# [TASK STATEMENT]
How many of the lines here include "Banks"? Answer with a single number.

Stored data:
— start —

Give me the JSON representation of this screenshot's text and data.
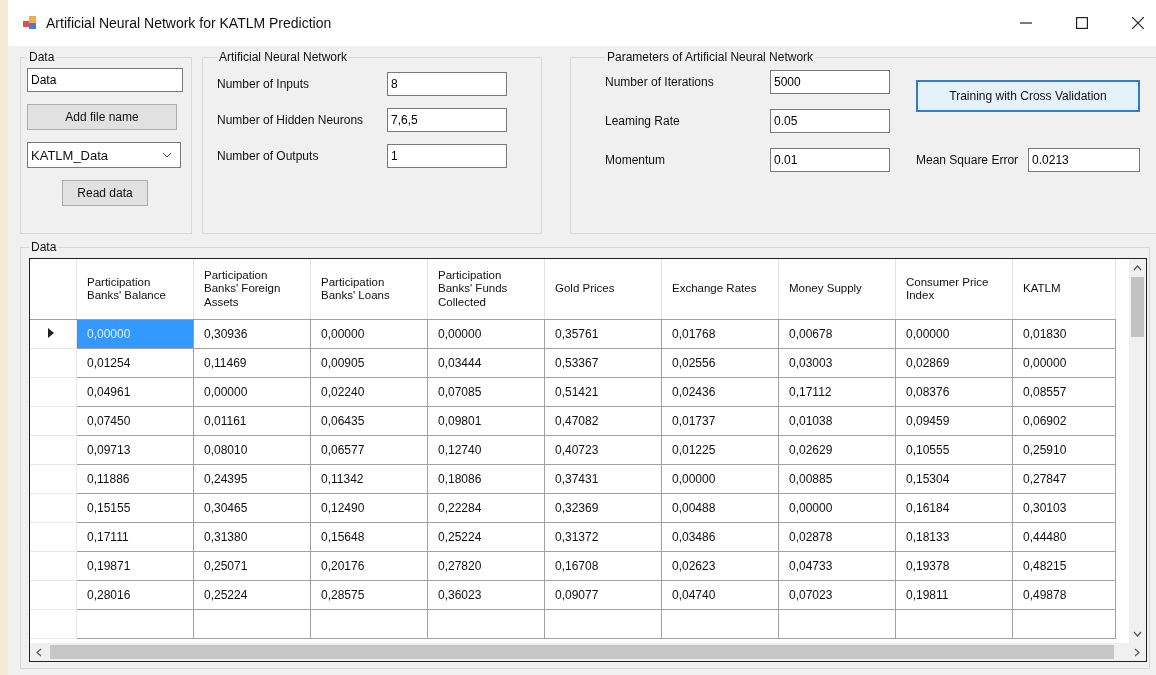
{
  "window": {
    "title": "Artificial Neural Network for KATLM Prediction"
  },
  "data_group": {
    "title": "Data",
    "file_field": {
      "value": "Data"
    },
    "add_button": "Add file name",
    "dataset_select": {
      "value": "KATLM_Data"
    },
    "read_button": "Read data"
  },
  "ann_group": {
    "title": "Artificial Neural Network",
    "fields": [
      {
        "label": "Number of Inputs",
        "value": "8"
      },
      {
        "label": "Number of Hidden Neurons",
        "value": "7,6,5"
      },
      {
        "label": "Number of Outputs",
        "value": "1"
      }
    ]
  },
  "params_group": {
    "title": "Parameters of Artificial Neural Network",
    "fields": [
      {
        "label": "Number of Iterations",
        "value": "5000"
      },
      {
        "label": "Leaming Rate",
        "value": "0.05"
      },
      {
        "label": "Momentum",
        "value": "0.01"
      }
    ],
    "train_button": {
      "label": "Training with Cross Validation",
      "focused": true
    },
    "mse": {
      "label": "Mean Square Error",
      "value": "0.0213"
    }
  },
  "table_group": {
    "title": "Data",
    "columns": [
      "Participation Banks' Balance",
      "Participation Banks' Foreign Assets",
      "Participation Banks' Loans",
      "Participation Banks' Funds Collected",
      "Gold Prices",
      "Exchange Rates",
      "Money Supply",
      "Consumer Price Index",
      "KATLM"
    ],
    "rows": [
      {
        "selected": true,
        "cells": [
          "0,00000",
          "0,30936",
          "0,00000",
          "0,00000",
          "0,35761",
          "0,01768",
          "0,00678",
          "0,00000",
          "0,01830"
        ]
      },
      {
        "selected": false,
        "cells": [
          "0,01254",
          "0,11469",
          "0,00905",
          "0,03444",
          "0,53367",
          "0,02556",
          "0,03003",
          "0,02869",
          "0,00000"
        ]
      },
      {
        "selected": false,
        "cells": [
          "0,04961",
          "0,00000",
          "0,02240",
          "0,07085",
          "0,51421",
          "0,02436",
          "0,17112",
          "0,08376",
          "0,08557"
        ]
      },
      {
        "selected": false,
        "cells": [
          "0,07450",
          "0,01161",
          "0,06435",
          "0,09801",
          "0,47082",
          "0,01737",
          "0,01038",
          "0,09459",
          "0,06902"
        ]
      },
      {
        "selected": false,
        "cells": [
          "0,09713",
          "0,08010",
          "0,06577",
          "0,12740",
          "0,40723",
          "0,01225",
          "0,02629",
          "0,10555",
          "0,25910"
        ]
      },
      {
        "selected": false,
        "cells": [
          "0,11886",
          "0,24395",
          "0,11342",
          "0,18086",
          "0,37431",
          "0,00000",
          "0,00885",
          "0,15304",
          "0,27847"
        ]
      },
      {
        "selected": false,
        "cells": [
          "0,15155",
          "0,30465",
          "0,12490",
          "0,22284",
          "0,32369",
          "0,00488",
          "0,00000",
          "0,16184",
          "0,30103"
        ]
      },
      {
        "selected": false,
        "cells": [
          "0,17111",
          "0,31380",
          "0,15648",
          "0,25224",
          "0,31372",
          "0,03486",
          "0,02878",
          "0,18133",
          "0,44480"
        ]
      },
      {
        "selected": false,
        "cells": [
          "0,19871",
          "0,25071",
          "0,20176",
          "0,27820",
          "0,16708",
          "0,02623",
          "0,04733",
          "0,19378",
          "0,48215"
        ]
      },
      {
        "selected": false,
        "cells": [
          "0,28016",
          "0,25224",
          "0,28575",
          "0,36023",
          "0,09077",
          "0,04740",
          "0,07023",
          "0,19811",
          "0,49878"
        ]
      }
    ]
  }
}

— end —

# [OUTPUT FOR THIS TASK]
4